▶ [Brief]: Set out each line from the following listing that includes the word "call".

▶ [Records for processing]:
* * * * * * *

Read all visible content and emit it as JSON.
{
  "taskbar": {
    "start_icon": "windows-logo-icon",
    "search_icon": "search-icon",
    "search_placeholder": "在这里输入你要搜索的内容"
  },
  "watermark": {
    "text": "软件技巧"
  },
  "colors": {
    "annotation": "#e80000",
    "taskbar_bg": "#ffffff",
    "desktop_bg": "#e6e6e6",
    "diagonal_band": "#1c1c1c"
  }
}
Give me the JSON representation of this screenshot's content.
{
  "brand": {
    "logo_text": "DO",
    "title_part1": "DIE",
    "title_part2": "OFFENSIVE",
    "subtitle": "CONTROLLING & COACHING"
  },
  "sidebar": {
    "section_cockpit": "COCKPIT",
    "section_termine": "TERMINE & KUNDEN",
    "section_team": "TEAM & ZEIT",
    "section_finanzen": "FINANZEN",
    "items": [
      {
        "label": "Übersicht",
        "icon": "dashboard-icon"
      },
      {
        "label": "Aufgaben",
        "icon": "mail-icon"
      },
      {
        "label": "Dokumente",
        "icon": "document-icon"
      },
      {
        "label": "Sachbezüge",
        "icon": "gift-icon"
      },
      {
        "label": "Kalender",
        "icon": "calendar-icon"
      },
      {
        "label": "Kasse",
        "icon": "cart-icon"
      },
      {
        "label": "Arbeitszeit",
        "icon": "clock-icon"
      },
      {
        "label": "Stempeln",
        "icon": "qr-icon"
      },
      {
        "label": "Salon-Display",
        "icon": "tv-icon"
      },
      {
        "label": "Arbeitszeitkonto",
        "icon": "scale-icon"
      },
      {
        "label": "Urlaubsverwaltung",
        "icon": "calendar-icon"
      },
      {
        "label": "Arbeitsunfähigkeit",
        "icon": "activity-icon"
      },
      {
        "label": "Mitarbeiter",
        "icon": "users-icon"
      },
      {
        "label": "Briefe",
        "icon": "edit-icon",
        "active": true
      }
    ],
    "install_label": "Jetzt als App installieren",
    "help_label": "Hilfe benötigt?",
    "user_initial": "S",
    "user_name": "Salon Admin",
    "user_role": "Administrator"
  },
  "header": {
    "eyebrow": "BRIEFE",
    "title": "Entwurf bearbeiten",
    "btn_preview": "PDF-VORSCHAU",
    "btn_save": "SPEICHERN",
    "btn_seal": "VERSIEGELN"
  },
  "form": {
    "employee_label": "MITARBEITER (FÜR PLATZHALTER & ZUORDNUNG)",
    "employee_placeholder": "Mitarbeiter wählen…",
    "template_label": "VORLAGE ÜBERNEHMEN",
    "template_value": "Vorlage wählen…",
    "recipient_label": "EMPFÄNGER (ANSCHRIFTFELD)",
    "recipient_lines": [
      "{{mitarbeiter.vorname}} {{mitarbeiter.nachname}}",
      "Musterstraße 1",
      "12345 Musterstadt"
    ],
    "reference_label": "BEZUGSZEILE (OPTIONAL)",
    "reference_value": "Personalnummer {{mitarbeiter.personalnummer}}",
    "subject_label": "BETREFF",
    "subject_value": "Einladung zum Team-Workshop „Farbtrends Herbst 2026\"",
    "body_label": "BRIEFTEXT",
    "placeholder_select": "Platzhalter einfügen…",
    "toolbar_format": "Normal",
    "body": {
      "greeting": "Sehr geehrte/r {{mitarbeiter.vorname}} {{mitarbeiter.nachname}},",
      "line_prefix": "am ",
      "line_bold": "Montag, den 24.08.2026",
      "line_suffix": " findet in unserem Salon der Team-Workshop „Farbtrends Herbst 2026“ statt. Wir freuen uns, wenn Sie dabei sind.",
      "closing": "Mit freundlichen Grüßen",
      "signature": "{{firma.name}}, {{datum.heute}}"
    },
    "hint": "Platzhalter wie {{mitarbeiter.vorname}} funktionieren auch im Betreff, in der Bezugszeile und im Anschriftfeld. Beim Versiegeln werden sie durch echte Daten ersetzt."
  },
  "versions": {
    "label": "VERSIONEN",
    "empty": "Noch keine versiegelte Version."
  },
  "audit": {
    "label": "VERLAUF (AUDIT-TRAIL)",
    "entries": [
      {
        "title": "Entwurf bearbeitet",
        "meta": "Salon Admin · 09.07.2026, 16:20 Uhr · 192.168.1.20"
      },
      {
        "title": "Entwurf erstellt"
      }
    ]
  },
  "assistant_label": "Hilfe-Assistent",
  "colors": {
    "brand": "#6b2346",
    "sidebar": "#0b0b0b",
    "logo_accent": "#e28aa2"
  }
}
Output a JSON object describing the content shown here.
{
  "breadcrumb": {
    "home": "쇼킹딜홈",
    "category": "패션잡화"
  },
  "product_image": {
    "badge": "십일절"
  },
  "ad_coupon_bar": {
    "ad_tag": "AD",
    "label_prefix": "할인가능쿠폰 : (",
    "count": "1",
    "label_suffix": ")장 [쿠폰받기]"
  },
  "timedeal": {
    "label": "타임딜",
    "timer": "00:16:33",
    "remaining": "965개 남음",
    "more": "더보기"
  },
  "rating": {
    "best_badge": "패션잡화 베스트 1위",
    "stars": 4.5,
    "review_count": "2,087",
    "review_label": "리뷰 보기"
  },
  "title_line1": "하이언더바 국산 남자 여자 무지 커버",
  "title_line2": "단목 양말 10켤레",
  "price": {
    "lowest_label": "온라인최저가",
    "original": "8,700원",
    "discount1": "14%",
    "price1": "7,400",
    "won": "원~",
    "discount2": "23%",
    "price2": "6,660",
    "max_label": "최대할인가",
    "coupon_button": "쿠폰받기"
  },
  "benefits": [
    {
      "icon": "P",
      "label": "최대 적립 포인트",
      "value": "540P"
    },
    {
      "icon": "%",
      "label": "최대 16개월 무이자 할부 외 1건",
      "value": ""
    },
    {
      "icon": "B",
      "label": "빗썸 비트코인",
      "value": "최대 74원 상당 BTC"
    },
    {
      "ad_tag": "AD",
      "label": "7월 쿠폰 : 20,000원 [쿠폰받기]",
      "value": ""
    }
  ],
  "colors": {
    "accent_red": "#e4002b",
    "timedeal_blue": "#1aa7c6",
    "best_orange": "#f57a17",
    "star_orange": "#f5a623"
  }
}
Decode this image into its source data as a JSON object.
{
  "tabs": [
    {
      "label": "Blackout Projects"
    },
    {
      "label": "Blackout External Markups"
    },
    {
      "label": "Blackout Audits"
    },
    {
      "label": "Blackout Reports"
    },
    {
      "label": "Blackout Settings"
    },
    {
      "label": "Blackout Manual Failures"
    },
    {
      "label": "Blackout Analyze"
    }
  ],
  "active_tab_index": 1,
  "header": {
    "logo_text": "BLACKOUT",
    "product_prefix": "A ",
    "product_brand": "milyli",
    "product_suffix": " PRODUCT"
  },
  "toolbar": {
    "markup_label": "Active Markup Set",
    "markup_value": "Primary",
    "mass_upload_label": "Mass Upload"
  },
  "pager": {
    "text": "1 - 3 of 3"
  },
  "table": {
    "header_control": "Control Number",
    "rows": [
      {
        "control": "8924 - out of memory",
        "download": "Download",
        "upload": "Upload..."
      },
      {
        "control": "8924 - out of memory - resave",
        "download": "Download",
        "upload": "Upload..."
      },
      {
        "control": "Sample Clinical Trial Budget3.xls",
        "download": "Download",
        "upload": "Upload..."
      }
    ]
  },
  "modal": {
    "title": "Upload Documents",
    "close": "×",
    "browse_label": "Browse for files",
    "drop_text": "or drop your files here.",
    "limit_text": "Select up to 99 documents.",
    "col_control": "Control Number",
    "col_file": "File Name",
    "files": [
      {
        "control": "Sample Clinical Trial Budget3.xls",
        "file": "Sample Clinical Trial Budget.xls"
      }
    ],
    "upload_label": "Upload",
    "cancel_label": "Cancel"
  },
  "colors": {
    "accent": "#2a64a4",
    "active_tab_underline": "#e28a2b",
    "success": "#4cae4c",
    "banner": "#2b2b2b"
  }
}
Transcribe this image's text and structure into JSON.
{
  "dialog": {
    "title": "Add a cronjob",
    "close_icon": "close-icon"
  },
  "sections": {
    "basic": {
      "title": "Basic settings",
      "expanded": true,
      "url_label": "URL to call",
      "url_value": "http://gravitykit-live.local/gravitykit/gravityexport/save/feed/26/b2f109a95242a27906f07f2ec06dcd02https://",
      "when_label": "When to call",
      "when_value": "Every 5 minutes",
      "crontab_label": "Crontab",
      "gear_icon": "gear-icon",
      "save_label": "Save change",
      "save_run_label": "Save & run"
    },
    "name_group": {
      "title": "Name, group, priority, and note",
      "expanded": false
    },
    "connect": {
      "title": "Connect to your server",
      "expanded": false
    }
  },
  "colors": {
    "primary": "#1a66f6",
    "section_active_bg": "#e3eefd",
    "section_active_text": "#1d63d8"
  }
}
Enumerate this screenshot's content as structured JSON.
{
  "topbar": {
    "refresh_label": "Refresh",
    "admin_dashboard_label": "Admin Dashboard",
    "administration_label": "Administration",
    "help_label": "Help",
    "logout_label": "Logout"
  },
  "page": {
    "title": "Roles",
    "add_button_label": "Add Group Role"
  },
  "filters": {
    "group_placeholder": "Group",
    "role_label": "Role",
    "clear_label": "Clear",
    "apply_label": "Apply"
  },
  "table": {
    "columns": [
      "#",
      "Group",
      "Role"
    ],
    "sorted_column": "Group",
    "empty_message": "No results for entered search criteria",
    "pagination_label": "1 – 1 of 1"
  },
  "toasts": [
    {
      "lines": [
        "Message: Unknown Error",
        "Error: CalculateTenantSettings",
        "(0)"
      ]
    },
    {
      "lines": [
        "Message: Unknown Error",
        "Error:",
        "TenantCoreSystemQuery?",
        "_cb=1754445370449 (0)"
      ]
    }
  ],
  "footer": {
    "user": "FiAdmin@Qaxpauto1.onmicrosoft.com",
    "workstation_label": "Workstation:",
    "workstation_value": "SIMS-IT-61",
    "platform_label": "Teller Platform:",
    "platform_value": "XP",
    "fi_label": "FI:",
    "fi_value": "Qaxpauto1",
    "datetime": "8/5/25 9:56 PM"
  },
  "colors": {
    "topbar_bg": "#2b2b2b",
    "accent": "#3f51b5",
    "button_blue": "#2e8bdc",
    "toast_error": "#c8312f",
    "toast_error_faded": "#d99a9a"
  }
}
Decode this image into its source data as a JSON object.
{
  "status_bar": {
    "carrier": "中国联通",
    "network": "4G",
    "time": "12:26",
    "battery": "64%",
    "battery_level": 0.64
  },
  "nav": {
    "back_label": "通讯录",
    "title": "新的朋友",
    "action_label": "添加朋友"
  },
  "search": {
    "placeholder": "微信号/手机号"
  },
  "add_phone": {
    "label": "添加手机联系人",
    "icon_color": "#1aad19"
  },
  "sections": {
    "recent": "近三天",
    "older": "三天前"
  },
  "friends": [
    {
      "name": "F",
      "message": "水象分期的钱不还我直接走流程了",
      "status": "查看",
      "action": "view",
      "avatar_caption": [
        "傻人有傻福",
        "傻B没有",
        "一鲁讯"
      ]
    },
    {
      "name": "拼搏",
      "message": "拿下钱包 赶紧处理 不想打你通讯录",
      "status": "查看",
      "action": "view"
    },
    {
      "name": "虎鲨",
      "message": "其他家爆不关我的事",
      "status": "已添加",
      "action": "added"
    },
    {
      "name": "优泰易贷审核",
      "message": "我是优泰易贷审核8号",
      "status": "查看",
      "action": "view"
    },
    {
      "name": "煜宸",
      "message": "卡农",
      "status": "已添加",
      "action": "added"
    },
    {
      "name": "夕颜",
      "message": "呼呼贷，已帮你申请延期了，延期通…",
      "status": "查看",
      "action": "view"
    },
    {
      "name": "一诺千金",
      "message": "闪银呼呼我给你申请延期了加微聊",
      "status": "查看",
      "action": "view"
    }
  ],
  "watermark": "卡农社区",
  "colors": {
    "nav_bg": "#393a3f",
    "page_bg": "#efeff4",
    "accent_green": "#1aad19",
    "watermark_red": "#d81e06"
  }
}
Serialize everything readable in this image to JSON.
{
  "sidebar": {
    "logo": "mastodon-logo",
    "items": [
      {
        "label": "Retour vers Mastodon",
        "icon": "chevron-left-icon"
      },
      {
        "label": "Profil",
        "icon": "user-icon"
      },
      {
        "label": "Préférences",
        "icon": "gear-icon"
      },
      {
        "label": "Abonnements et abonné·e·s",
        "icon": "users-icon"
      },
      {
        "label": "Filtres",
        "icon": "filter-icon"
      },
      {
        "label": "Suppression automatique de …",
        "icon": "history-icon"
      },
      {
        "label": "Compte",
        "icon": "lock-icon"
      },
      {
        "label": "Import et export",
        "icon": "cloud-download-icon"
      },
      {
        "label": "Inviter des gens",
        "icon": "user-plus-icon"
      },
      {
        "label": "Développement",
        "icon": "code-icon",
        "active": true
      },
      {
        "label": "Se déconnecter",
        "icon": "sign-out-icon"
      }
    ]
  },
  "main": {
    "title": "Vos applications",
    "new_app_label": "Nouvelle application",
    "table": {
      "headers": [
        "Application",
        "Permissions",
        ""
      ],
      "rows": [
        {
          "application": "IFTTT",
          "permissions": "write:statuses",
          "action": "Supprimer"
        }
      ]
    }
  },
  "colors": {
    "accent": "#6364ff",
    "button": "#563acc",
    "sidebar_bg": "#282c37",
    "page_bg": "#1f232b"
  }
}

* * * * * * *

▶ [Output]:
      "url_label": "URL to call",
      "when_label": "When to call",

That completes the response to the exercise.